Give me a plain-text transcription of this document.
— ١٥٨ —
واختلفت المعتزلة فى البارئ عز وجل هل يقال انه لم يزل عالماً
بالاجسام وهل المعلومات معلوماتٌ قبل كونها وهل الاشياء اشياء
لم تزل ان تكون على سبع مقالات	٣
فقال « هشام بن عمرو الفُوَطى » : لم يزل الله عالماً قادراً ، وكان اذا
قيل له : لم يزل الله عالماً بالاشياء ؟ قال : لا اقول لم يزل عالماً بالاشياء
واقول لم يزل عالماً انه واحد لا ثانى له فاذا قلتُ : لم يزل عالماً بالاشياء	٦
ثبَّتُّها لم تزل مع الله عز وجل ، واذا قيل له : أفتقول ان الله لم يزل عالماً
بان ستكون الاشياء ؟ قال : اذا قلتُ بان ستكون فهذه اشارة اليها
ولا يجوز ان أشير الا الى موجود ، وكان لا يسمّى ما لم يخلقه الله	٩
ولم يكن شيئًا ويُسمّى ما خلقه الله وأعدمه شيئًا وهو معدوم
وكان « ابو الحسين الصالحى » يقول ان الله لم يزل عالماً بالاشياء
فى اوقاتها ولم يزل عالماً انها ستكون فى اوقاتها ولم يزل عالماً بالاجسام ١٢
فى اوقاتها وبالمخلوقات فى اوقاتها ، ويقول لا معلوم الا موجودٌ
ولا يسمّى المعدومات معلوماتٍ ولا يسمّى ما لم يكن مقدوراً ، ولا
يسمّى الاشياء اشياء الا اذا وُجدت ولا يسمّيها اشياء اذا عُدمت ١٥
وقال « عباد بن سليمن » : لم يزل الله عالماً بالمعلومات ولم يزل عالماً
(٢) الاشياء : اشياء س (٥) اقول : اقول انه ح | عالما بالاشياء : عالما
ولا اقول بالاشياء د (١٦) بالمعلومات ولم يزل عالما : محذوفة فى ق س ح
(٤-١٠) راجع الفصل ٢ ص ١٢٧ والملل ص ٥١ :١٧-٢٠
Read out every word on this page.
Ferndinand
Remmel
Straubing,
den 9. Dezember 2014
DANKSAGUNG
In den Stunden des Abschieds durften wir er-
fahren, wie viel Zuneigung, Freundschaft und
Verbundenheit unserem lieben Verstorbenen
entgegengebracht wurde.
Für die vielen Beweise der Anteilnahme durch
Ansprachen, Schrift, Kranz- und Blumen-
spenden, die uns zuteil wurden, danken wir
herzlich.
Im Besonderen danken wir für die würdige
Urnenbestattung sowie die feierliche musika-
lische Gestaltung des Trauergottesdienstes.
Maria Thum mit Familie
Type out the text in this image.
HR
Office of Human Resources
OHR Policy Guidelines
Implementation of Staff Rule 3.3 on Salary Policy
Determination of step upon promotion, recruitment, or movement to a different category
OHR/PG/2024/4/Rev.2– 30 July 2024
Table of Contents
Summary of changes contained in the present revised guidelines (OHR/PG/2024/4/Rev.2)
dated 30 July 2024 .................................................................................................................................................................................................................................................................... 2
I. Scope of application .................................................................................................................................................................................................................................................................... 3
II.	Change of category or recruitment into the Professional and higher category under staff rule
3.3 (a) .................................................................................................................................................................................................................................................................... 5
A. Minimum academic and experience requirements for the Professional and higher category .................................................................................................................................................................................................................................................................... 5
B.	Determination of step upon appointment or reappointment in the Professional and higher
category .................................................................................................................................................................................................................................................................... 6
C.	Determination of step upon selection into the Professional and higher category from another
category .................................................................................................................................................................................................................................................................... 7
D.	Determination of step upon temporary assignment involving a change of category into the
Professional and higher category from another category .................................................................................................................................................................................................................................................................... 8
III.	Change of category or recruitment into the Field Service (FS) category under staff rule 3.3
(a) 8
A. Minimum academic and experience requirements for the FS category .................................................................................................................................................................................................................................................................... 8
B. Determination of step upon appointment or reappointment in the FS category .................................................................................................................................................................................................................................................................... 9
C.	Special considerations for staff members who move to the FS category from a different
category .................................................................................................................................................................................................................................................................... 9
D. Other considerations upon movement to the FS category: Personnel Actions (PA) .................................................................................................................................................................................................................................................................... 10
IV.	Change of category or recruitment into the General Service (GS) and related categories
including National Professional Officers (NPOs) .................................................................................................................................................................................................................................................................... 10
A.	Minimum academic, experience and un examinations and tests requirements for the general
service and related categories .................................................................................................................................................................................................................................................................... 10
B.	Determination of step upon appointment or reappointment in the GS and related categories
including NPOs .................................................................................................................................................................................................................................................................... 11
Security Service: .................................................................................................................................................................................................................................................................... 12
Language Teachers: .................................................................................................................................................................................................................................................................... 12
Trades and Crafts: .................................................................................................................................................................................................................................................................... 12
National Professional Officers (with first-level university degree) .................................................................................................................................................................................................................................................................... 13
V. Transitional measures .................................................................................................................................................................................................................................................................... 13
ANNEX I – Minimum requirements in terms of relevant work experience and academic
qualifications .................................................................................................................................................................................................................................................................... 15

### What this task involves
Using the data above, copy each line that contains "appointment".

### Written response
B.	Determination of step upon appointment or reappointment in the Professional and higher
B. Determination of step upon appointment or reappointment in the FS category .................................................................................................................................................................................................................................................................... 9
B.	Determination of step upon appointment or reappointment in the GS and related categories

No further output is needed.